▶ **Do this**: Return the whole listing exactly as it stands.

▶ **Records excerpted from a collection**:
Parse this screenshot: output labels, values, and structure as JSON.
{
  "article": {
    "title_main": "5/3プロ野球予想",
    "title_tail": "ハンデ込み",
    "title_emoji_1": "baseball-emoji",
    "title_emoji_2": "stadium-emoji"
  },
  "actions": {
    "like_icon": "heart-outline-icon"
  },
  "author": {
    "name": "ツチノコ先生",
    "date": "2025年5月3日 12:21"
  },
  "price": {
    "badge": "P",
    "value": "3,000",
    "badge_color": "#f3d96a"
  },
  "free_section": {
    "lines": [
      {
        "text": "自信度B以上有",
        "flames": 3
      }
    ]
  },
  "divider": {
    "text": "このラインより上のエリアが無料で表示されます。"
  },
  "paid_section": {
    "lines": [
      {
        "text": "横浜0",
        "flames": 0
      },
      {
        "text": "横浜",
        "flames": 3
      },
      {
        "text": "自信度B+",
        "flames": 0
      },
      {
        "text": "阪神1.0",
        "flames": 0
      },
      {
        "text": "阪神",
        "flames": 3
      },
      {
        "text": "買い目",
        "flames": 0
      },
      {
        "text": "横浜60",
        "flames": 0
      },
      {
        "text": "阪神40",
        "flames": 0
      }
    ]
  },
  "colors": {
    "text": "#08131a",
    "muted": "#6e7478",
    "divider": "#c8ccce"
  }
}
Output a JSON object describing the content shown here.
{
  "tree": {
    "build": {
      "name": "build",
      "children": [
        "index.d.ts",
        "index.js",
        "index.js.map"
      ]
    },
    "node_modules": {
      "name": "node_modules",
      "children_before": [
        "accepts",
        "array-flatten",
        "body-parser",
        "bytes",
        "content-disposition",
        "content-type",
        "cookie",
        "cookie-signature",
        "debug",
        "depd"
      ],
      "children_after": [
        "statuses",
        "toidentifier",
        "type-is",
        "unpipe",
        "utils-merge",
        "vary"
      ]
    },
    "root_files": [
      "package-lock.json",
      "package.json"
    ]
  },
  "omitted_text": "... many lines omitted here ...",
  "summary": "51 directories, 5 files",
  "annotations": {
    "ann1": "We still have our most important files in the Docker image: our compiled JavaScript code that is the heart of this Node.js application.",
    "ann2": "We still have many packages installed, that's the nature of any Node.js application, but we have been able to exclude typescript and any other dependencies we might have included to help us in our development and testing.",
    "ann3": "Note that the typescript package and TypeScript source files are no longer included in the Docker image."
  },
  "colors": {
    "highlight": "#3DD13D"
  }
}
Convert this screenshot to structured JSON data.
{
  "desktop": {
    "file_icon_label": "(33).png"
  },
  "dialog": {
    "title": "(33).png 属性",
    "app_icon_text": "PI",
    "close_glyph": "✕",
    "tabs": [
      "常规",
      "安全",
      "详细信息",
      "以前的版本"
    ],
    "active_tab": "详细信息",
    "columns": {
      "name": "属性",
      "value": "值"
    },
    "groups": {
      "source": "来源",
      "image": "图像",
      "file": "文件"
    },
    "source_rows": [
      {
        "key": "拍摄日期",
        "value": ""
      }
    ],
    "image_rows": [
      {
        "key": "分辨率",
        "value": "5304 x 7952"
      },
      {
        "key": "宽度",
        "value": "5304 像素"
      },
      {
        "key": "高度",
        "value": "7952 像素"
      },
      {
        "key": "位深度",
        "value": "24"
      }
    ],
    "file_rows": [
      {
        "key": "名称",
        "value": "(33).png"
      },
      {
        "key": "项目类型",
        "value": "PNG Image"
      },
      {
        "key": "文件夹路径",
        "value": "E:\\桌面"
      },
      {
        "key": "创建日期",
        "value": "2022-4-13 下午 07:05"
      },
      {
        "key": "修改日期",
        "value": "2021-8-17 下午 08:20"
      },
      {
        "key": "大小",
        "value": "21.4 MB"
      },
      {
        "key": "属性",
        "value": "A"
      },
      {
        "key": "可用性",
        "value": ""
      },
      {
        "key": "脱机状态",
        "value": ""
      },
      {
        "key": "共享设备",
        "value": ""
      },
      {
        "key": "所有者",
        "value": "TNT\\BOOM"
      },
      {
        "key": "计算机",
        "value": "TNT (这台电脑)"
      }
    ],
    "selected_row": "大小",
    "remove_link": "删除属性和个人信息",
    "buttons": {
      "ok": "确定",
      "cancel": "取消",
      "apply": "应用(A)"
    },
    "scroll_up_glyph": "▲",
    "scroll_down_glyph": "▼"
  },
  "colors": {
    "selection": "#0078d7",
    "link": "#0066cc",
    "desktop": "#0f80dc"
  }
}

▶ **Written response**:
Parse this screenshot: output labels, values, and structure as JSON.
{
  "article": {
    "title_main": "5/3プロ野球予想",
    "title_tail": "ハンデ込み",
    "title_emoji_1": "baseball-emoji",
    "title_emoji_2": "stadium-emoji"
  },
  "actions": {
    "like_icon": "heart-outline-icon"
  },
  "author": {
    "name": "ツチノコ先生",
    "date": "2025年5月3日 12:21"
  },
  "price": {
    "badge": "P",
    "value": "3,000",
    "badge_color": "#f3d96a"
  },
  "free_section": {
    "lines": [
      {
        "text": "自信度B以上有",
        "flames": 3
      }
    ]
  },
  "divider": {
    "text": "このラインより上のエリアが無料で表示されます。"
  },
  "paid_section": {
    "lines": [
      {
        "text": "横浜0",
        "flames": 0
      },
      {
        "text": "横浜",
        "flames": 3
      },
      {
        "text": "自信度B+",
        "flames": 0
      },
      {
        "text": "阪神1.0",
        "flames": 0
      },
      {
        "text": "阪神",
        "flames": 3
      },
      {
        "text": "買い目",
        "flames": 0
      },
      {
        "text": "横浜60",
        "flames": 0
      },
      {
        "text": "阪神40",
        "flames": 0
      }
    ]
  },
  "colors": {
    "text": "#08131a",
    "muted": "#6e7478",
    "divider": "#c8ccce"
  }
}
Output a JSON object describing the content shown here.
{
  "tree": {
    "build": {
      "name": "build",
      "children": [
        "index.d.ts",
        "index.js",
        "index.js.map"
      ]
    },
    "node_modules": {
      "name": "node_modules",
      "children_before": [
        "accepts",
        "array-flatten",
        "body-parser",
        "bytes",
        "content-disposition",
        "content-type",
        "cookie",
        "cookie-signature",
        "debug",
        "depd"
      ],
      "children_after": [
        "statuses",
        "toidentifier",
        "type-is",
        "unpipe",
        "utils-merge",
        "vary"
      ]
    },
    "root_files": [
      "package-lock.json",
      "package.json"
    ]
  },
  "omitted_text": "... many lines omitted here ...",
  "summary": "51 directories, 5 files",
  "annotations": {
    "ann1": "We still have our most important files in the Docker image: our compiled JavaScript code that is the heart of this Node.js application.",
    "ann2": "We still have many packages installed, that's the nature of any Node.js application, but we have been able to exclude typescript and any other dependencies we might have included to help us in our development and testing.",
    "ann3": "Note that the typescript package and TypeScript source files are no longer included in the Docker image."
  },
  "colors": {
    "highlight": "#3DD13D"
  }
}
Convert this screenshot to structured JSON data.
{
  "desktop": {
    "file_icon_label": "(33).png"
  },
  "dialog": {
    "title": "(33).png 属性",
    "app_icon_text": "PI",
    "close_glyph": "✕",
    "tabs": [
      "常规",
      "安全",
      "详细信息",
      "以前的版本"
    ],
    "active_tab": "详细信息",
    "columns": {
      "name": "属性",
      "value": "值"
    },
    "groups": {
      "source": "来源",
      "image": "图像",
      "file": "文件"
    },
    "source_rows": [
      {
        "key": "拍摄日期",
        "value": ""
      }
    ],
    "image_rows": [
      {
        "key": "分辨率",
        "value": "5304 x 7952"
      },
      {
        "key": "宽度",
        "value": "5304 像素"
      },
      {
        "key": "高度",
        "value": "7952 像素"
      },
      {
        "key": "位深度",
        "value": "24"
      }
    ],
    "file_rows": [
      {
        "key": "名称",
        "value": "(33).png"
      },
      {
        "key": "项目类型",
        "value": "PNG Image"
      },
      {
        "key": "文件夹路径",
        "value": "E:\\桌面"
      },
      {
        "key": "创建日期",
        "value": "2022-4-13 下午 07:05"
      },
      {
        "key": "修改日期",
        "value": "2021-8-17 下午 08:20"
      },
      {
        "key": "大小",
        "value": "21.4 MB"
      },
      {
        "key": "属性",
        "value": "A"
      },
      {
        "key": "可用性",
        "value": ""
      },
      {
        "key": "脱机状态",
        "value": ""
      },
      {
        "key": "共享设备",
        "value": ""
      },
      {
        "key": "所有者",
        "value": "TNT\\BOOM"
      },
      {
        "key": "计算机",
        "value": "TNT (这台电脑)"
      }
    ],
    "selected_row": "大小",
    "remove_link": "删除属性和个人信息",
    "buttons": {
      "ok": "确定",
      "cancel": "取消",
      "apply": "应用(A)"
    },
    "scroll_up_glyph": "▲",
    "scroll_down_glyph": "▼"
  },
  "colors": {
    "selection": "#0078d7",
    "link": "#0066cc",
    "desktop": "#0f80dc"
  }
}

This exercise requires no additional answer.